(Records from a data source)
—————

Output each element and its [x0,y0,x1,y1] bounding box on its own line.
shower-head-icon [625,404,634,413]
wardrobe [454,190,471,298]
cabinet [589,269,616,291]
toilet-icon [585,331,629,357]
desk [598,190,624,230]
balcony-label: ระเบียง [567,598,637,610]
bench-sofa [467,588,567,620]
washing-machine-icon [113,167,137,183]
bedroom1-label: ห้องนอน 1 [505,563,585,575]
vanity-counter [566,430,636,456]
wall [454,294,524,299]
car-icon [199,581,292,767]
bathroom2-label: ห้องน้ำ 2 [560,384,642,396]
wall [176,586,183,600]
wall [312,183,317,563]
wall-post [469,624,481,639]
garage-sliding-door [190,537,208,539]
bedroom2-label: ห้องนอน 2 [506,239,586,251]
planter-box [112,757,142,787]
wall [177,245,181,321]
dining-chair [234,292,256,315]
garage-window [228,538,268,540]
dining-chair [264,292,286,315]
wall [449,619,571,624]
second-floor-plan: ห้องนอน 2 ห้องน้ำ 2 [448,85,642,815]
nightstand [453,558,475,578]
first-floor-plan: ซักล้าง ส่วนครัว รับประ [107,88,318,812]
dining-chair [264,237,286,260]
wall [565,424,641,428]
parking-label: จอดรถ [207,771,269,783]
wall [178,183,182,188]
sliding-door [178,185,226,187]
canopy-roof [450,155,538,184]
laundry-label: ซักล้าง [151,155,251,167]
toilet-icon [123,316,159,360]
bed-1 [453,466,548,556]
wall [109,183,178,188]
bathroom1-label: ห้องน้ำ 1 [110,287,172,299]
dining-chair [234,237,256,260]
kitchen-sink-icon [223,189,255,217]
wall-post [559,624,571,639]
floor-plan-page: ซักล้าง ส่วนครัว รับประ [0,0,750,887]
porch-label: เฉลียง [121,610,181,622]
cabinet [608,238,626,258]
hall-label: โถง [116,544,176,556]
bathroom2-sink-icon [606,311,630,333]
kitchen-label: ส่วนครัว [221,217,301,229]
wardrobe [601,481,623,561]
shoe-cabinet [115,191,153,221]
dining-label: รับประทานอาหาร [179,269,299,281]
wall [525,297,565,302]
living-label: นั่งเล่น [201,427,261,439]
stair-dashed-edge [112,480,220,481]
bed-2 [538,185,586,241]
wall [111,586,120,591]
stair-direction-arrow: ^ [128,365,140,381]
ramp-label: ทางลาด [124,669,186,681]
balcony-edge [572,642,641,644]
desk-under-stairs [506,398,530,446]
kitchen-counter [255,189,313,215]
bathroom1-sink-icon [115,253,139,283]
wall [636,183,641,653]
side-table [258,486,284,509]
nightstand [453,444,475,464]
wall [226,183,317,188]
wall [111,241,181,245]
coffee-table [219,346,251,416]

—————

Repeat the listing above line for line, keeping every entry and its coordinates unchanged.

Output each element and its [x0,y0,x1,y1] bounding box on its own line.
shower-head-icon [625,404,634,413]
wardrobe [454,190,471,298]
cabinet [589,269,616,291]
toilet-icon [585,331,629,357]
desk [598,190,624,230]
balcony-label: ระเบียง [567,598,637,610]
bench-sofa [467,588,567,620]
washing-machine-icon [113,167,137,183]
bedroom1-label: ห้องนอน 1 [505,563,585,575]
vanity-counter [566,430,636,456]
wall [454,294,524,299]
car-icon [199,581,292,767]
bathroom2-label: ห้องน้ำ 2 [560,384,642,396]
wall [176,586,183,600]
wall [312,183,317,563]
wall-post [469,624,481,639]
garage-sliding-door [190,537,208,539]
bedroom2-label: ห้องนอน 2 [506,239,586,251]
planter-box [112,757,142,787]
wall [177,245,181,321]
dining-chair [234,292,256,315]
garage-window [228,538,268,540]
dining-chair [264,292,286,315]
wall [449,619,571,624]
second-floor-plan: ห้องนอน 2 ห้องน้ำ 2 [448,85,642,815]
nightstand [453,558,475,578]
first-floor-plan: ซักล้าง ส่วนครัว รับประ [107,88,318,812]
dining-chair [264,237,286,260]
wall [565,424,641,428]
parking-label: จอดรถ [207,771,269,783]
wall [178,183,182,188]
sliding-door [178,185,226,187]
canopy-roof [450,155,538,184]
laundry-label: ซักล้าง [151,155,251,167]
toilet-icon [123,316,159,360]
bed-1 [453,466,548,556]
wall [109,183,178,188]
bathroom1-label: ห้องน้ำ 1 [110,287,172,299]
dining-chair [234,237,256,260]
kitchen-sink-icon [223,189,255,217]
wall-post [559,624,571,639]
floor-plan-page: ซักล้าง ส่วนครัว รับประ [0,0,750,887]
porch-label: เฉลียง [121,610,181,622]
cabinet [608,238,626,258]
hall-label: โถง [116,544,176,556]
bathroom2-sink-icon [606,311,630,333]
kitchen-label: ส่วนครัว [221,217,301,229]
wardrobe [601,481,623,561]
shoe-cabinet [115,191,153,221]
dining-label: รับประทานอาหาร [179,269,299,281]
wall [525,297,565,302]
living-label: นั่งเล่น [201,427,261,439]
stair-dashed-edge [112,480,220,481]
bed-2 [538,185,586,241]
wall [111,586,120,591]
stair-direction-arrow: ^ [128,365,140,381]
ramp-label: ทางลาด [124,669,186,681]
balcony-edge [572,642,641,644]
desk-under-stairs [506,398,530,446]
kitchen-counter [255,189,313,215]
bathroom1-sink-icon [115,253,139,283]
wall [636,183,641,653]
side-table [258,486,284,509]
nightstand [453,444,475,464]
wall [226,183,317,188]
wall [111,241,181,245]
coffee-table [219,346,251,416]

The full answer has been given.